**Task instructions**
Search the records below for the word "Закупка". Pull out each line that has it.

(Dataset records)
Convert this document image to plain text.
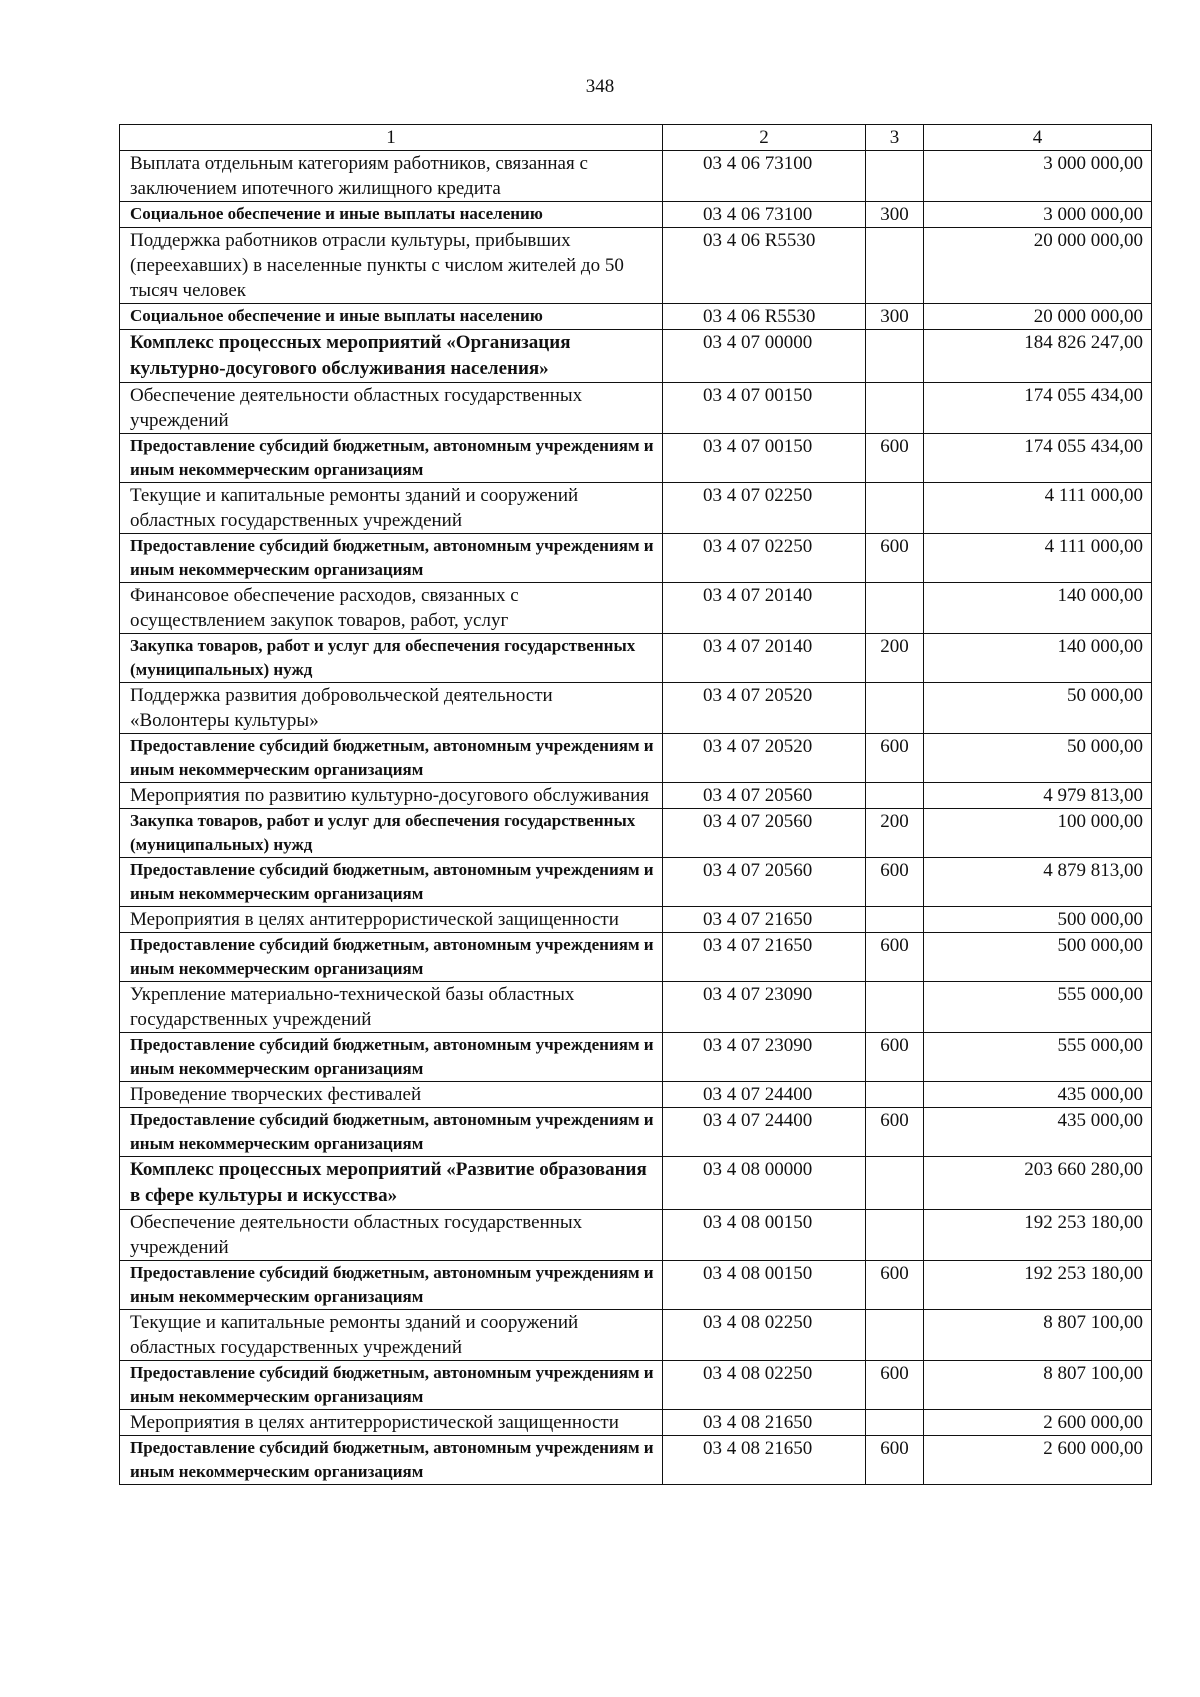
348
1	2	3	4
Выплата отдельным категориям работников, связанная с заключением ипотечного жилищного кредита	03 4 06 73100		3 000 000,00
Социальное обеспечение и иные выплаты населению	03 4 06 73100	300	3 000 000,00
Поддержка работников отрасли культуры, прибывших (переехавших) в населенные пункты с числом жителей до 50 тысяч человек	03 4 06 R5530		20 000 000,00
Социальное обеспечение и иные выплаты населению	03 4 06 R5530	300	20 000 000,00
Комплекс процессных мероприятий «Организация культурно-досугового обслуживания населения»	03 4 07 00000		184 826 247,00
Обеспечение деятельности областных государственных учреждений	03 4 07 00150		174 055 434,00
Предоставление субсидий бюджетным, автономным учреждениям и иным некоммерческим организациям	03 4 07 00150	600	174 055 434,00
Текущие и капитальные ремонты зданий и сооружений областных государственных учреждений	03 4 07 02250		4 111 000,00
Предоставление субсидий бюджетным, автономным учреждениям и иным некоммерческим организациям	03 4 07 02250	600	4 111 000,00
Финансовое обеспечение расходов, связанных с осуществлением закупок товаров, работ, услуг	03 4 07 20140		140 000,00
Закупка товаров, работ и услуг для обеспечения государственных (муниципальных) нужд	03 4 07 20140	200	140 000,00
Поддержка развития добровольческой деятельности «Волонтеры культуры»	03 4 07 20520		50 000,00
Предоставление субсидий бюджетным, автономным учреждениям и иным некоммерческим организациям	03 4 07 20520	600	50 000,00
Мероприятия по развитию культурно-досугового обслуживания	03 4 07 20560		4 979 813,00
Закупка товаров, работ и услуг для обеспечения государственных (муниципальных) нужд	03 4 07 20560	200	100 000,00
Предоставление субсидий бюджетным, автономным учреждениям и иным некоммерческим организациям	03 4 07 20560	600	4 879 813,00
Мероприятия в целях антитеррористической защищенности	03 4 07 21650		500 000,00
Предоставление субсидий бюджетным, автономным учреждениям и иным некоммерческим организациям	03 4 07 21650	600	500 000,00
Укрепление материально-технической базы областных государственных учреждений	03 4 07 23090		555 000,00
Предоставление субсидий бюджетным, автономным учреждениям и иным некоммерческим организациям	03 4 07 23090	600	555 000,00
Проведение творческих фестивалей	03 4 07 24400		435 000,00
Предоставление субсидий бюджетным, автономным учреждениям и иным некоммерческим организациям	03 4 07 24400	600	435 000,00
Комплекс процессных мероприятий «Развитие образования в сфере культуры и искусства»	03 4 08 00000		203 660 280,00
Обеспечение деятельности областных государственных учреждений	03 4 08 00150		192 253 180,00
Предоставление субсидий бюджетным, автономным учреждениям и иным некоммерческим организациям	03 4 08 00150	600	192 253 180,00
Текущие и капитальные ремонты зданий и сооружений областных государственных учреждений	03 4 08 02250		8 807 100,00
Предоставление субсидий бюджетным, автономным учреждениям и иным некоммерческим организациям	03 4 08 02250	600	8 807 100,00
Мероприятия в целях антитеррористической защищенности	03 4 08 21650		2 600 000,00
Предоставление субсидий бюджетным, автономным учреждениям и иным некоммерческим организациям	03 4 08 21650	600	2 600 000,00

**Exercise answer**
Закупка товаров, работ и услуг для обеспечения государственных (муниципальных) нужд	03 4 07 20140	200	140 000,00
Закупка товаров, работ и услуг для обеспечения государственных (муниципальных) нужд	03 4 07 20560	200	100 000,00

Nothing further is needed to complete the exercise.